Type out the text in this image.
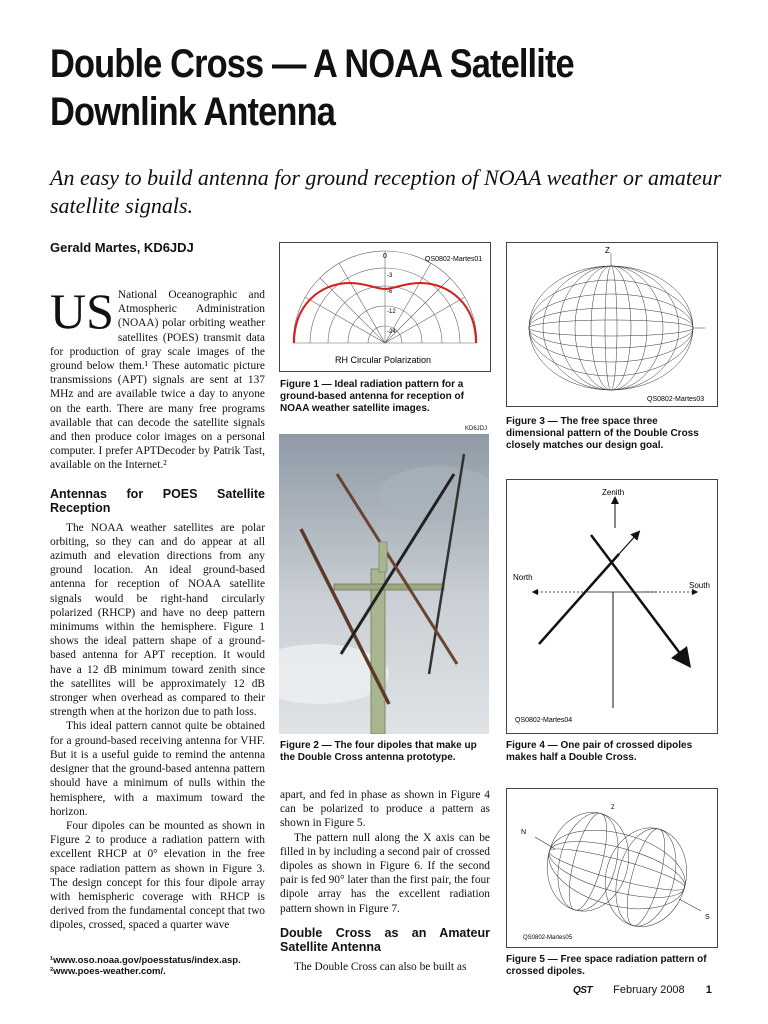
Double Cross — A NOAA Satellite
Downlink Antenna
An easy to build antenna for ground reception of NOAA weather or amateur satellite signals.
Gerald Martes, KD6JDJ

US National Oceanographic and Atmospheric Administration (NOAA) polar orbiting weather satellites (POES) transmit data for production of gray scale images of the ground below them.¹ These automatic picture transmissions (APT) signals are sent at 137 MHz and are available twice a day to anyone on the earth. There are many free programs available that can decode the satellite signals and then produce color images on a personal computer. I prefer APTDecoder by Patrik Tast, available on the Internet.²

Antennas for POES Satellite Reception

The NOAA weather satellites are polar orbiting, so they can and do appear at all azimuth and elevation directions from any ground location. An ideal ground-based antenna for reception of NOAA satellite signals would be right-hand circularly polarized (RHCP) and have no deep pattern minimums within the hemisphere. Figure 1 shows the ideal pattern shape of a ground-based antenna for APT reception. It would have a 12 dB minimum toward zenith since the satellites will be approximately 12 dB stronger when overhead as compared to their strength when at the horizon due to path loss.

This ideal pattern cannot quite be obtained for a ground-based receiving antenna for VHF. But it is a useful guide to remind the antenna designer that the ground-based antenna pattern should have a minimum of nulls within the hemisphere, with a maximum toward the horizon.

Four dipoles can be mounted as shown in Figure 2 to produce a radiation pattern with excellent RHCP at 0° elevation in the free space radiation pattern as shown in Figure 3. The design concept for this four dipole array with hemispheric coverage with RHCP is derived from the fundamental concept that two dipoles, crossed, spaced a quarter wave

¹www.oso.noaa.gov/poesstatus/index.asp.
²www.poes-weather.com/.
0
-3
-6
-12
-24
QS0802-Martes01
RH Circular Polarization
Figure 1 — Ideal radiation pattern for a ground-based antenna for reception of NOAA weather satellite images.
KD6JDJ
Figure 2 — The four dipoles that make up the Double Cross antenna prototype.

apart, and fed in phase as shown in Figure 4 can be polarized to produce a pattern as shown in Figure 5.

The pattern null along the X axis can be filled in by including a second pair of crossed dipoles as shown in Figure 6. If the second pair is fed 90° later than the first pair, the four dipole array has the excellent radiation pattern shown in Figure 7.

Double Cross as an Amateur Satellite Antenna

The Double Cross can also be built as

Z
QS0802-Martes03
Figure 3 — The free space three dimensional pattern of the Double Cross closely matches our design goal.
Zenith
North
South
QS0802-Martes04
Figure 4 — One pair of crossed dipoles makes half a Double Cross.
N
S
Z
QS0802-Martes05
Figure 5 — Free space radiation pattern of crossed dipoles.
QST February 2008 1
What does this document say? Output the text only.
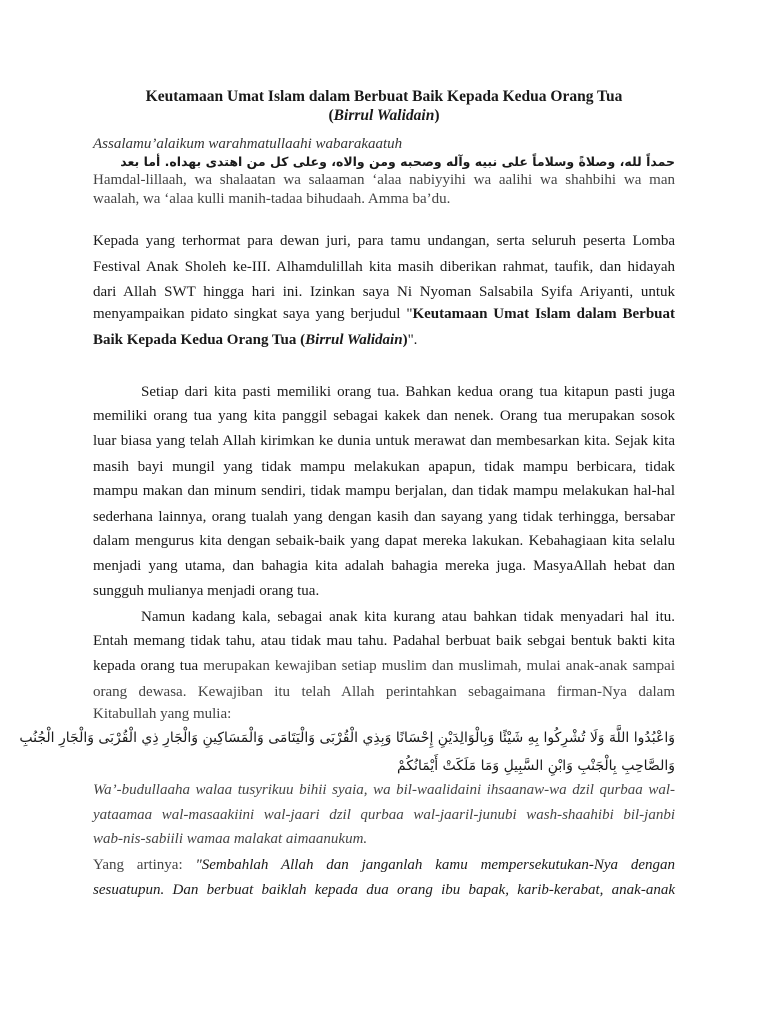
Keutamaan Umat Islam dalam Berbuat Baik Kepada Kedua Orang Tua
(Birrul Walidain)
Assalamu’alaikum warahmatullaahi wabarakaatuh
حمداً لله، وصلاةً وسلاماً على نبيه وآله وصحبه ومن والاه، وعلى كل من اهتدى بهداه. أما بعد
Hamdal-lillaah, wa shalaatan wa salaaman ‘alaa nabiyyihi wa aalihi wa shahbihi wa man
waalah, wa ‘alaa kulli manih-tadaa bihudaah. Amma ba’du.
Kepada yang terhormat para dewan juri, para tamu undangan, serta seluruh peserta Lomba
Festival Anak Sholeh ke-III. Alhamdulillah kita masih diberikan rahmat, taufik, dan hidayah
dari Allah SWT hingga hari ini. Izinkan saya Ni Nyoman Salsabila Syifa Ariyanti, untuk
menyampaikan pidato singkat saya yang berjudul "Keutamaan Umat Islam dalam Berbuat
Baik Kepada Kedua Orang Tua (Birrul Walidain)".
Setiap dari kita pasti memiliki orang tua. Bahkan kedua orang tua kitapun pasti juga
memiliki orang tua yang kita panggil sebagai kakek dan nenek. Orang tua merupakan sosok
luar biasa yang telah Allah kirimkan ke dunia untuk merawat dan membesarkan kita. Sejak kita
masih bayi mungil yang tidak mampu melakukan apapun, tidak mampu berbicara, tidak
mampu makan dan minum sendiri, tidak mampu berjalan, dan tidak mampu melakukan hal-hal
sederhana lainnya, orang tualah yang dengan kasih dan sayang yang tidak terhingga, bersabar
dalam mengurus kita dengan sebaik-baik yang dapat mereka lakukan. Kebahagiaan kita selalu
menjadi yang utama, dan bahagia kita adalah bahagia mereka juga. MasyaAllah hebat dan
sungguh mulianya menjadi orang tua.
Namun kadang kala, sebagai anak kita kurang atau bahkan tidak menyadari hal itu.
Entah memang tidak tahu, atau tidak mau tahu. Padahal berbuat baik sebgai bentuk bakti kita
kepada orang tua merupakan kewajiban setiap muslim dan muslimah, mulai anak-anak sampai
orang dewasa. Kewajiban itu telah Allah perintahkan sebagaimana firman-Nya dalam
Kitabullah yang mulia:
وَاعْبُدُوا اللَّهَ وَلَا تُشْرِكُوا بِهِ شَيْئًا وَبِالْوَالِدَيْنِ إِحْسَانًا وَبِذِي الْقُرْبَى وَالْيَتَامَى وَالْمَسَاكِينِ وَالْجَارِ ذِي الْقُرْبَى وَالْجَارِ الْجُنُبِ
وَالصَّاحِبِ بِالْجَنْبِ وَابْنِ السَّبِيلِ وَمَا مَلَكَتْ أَيْمَانُكُمْ
Wa’-budullaaha walaa tusyrikuu bihii syaia, wa bil-waalidaini ihsaanaw-wa dzil qurbaa wal-
yataamaa wal-masaakiini wal-jaari dzil qurbaa wal-jaaril-junubi wash-shaahibi bil-janbi
wab-nis-sabiili wamaa malakat aimaanukum.
Yang artinya: "Sembahlah Allah dan janganlah kamu mempersekutukan-Nya dengan
sesuatupun. Dan berbuat baiklah kepada dua orang ibu bapak, karib-kerabat, anak-anak
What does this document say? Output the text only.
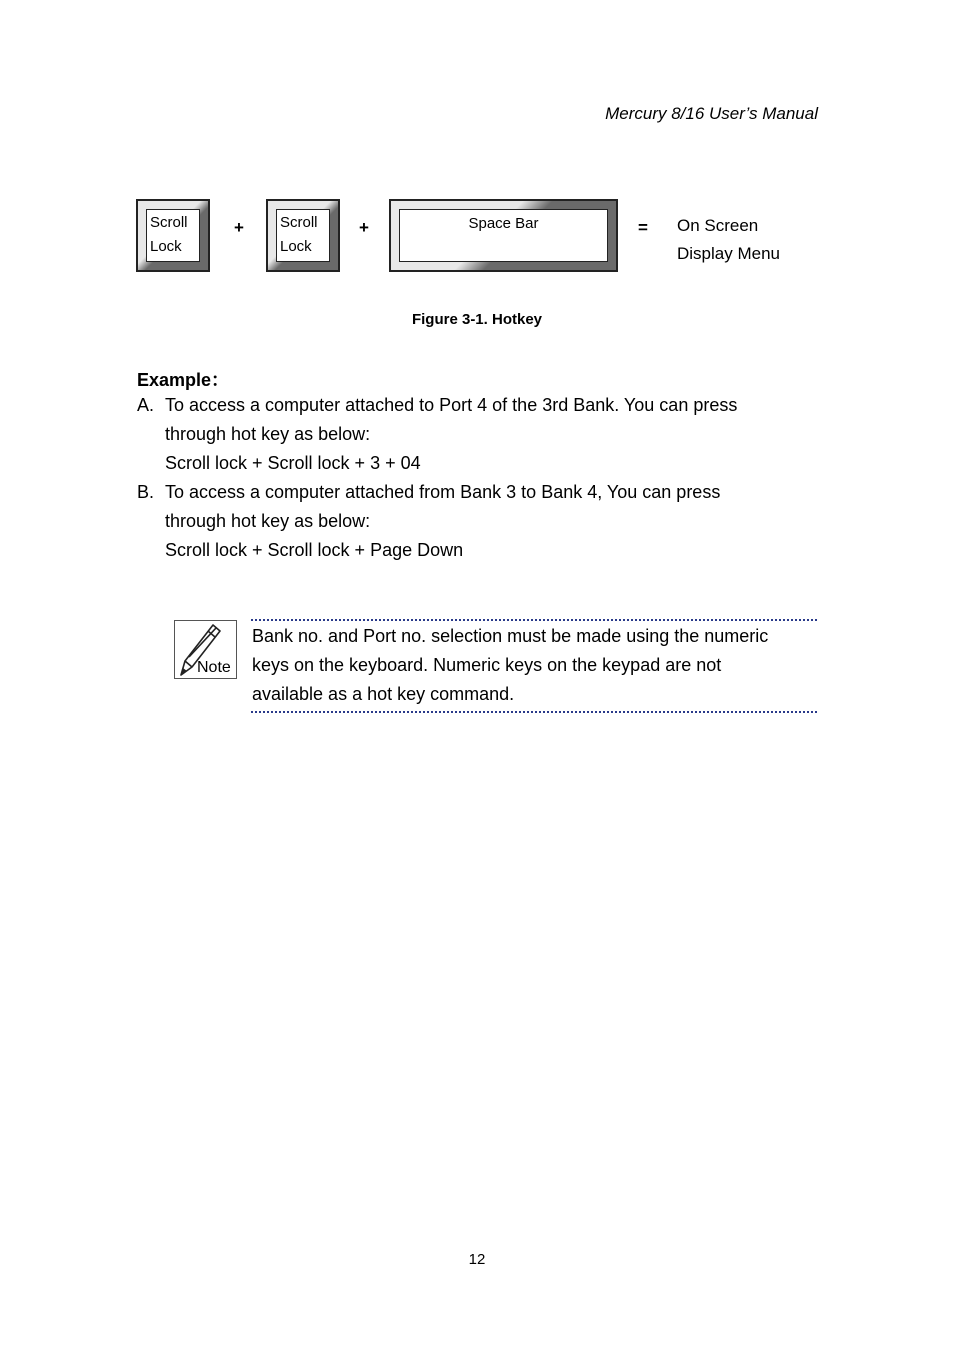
Mercury 8/16 User’s Manual
Scroll
Lock
+ Scroll
Lock
+	Space Bar	= On Screen
Display Menu
Figure 3-1. Hotkey
Example：
A. To access a computer attached to Port 4 of the 3rd Bank. You can press
through hot key as below:
Scroll lock + Scroll lock + 3 + 04
B. To access a computer attached from Bank 3 to Bank 4, You can press
through hot key as below:
Scroll lock + Scroll lock + Page Down
Note
Bank no. and Port no. selection must be made using the numeric
keys on the keyboard. Numeric keys on the keypad are not
available as a hot key command.
12
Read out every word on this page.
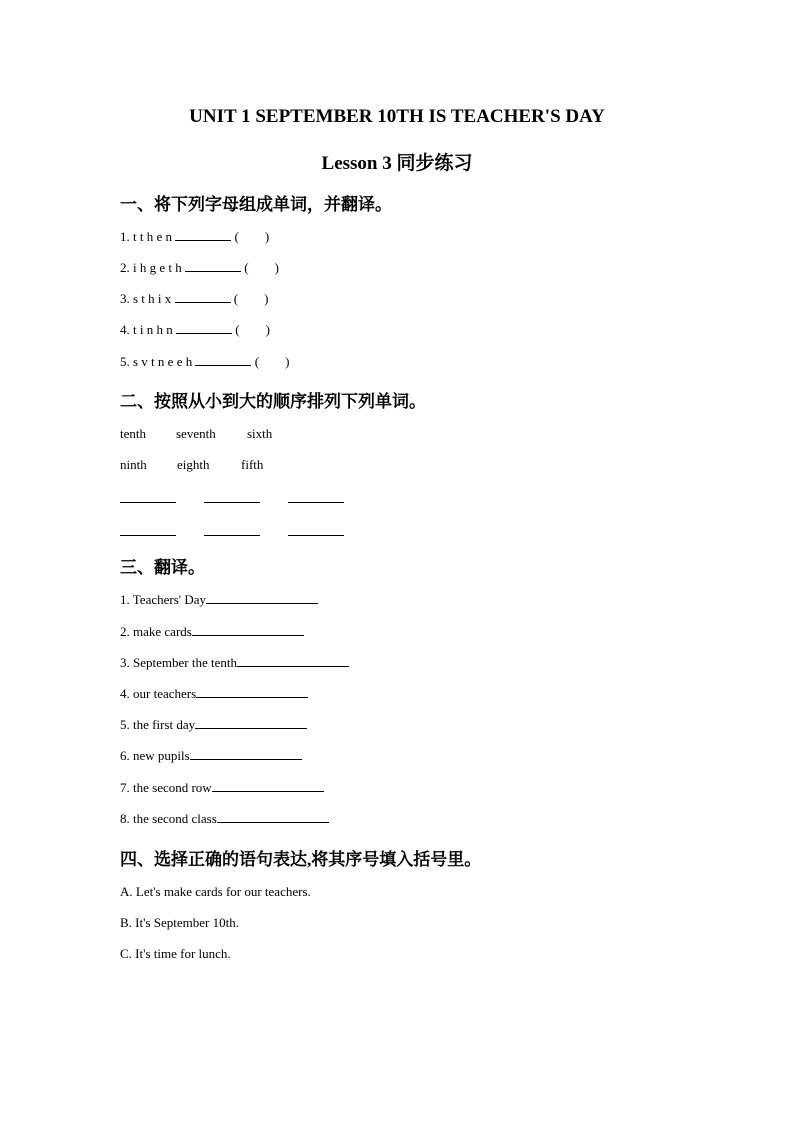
UNIT 1 SEPTEMBER 10TH IS TEACHER'S DAY
Lesson 3 同步练习
一、将下列字母组成单词，并翻译。
1. t t h e n	( )
2. i h g e t h	( )
3. s t h i x	( )
4. t i n h n	( )
5. s v t n e e h	( )
二、按照从小到大的顺序排列下列单词。
tenth seventh sixth
ninth eighth fifth
三、翻译。
1. Teachers' Day
2. make cards
3. September the tenth
4. our teachers
5. the first day
6. new pupils
7. the second row
8. the second class
四、选择正确的语句表达,将其序号填入括号里。
A. Let's make cards for our teachers.
B. It's September 10th.
C. It's time for lunch.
####
--- Goal ---
From the entries above, copy every line that holds the word "dalam".

--- The result ---
Keutamaan Umat Islam dalam Berbuat Baik Kepada Kedua Orang Tua
menyampaikan pidato singkat saya yang berjudul "Keutamaan Umat Islam dalam Berbuat
dalam mengurus kita dengan sebaik-baik yang dapat mereka lakukan. Kebahagiaan kita selalu
orang dewasa. Kewajiban itu telah Allah perintahkan sebagaimana firman-Nya dalam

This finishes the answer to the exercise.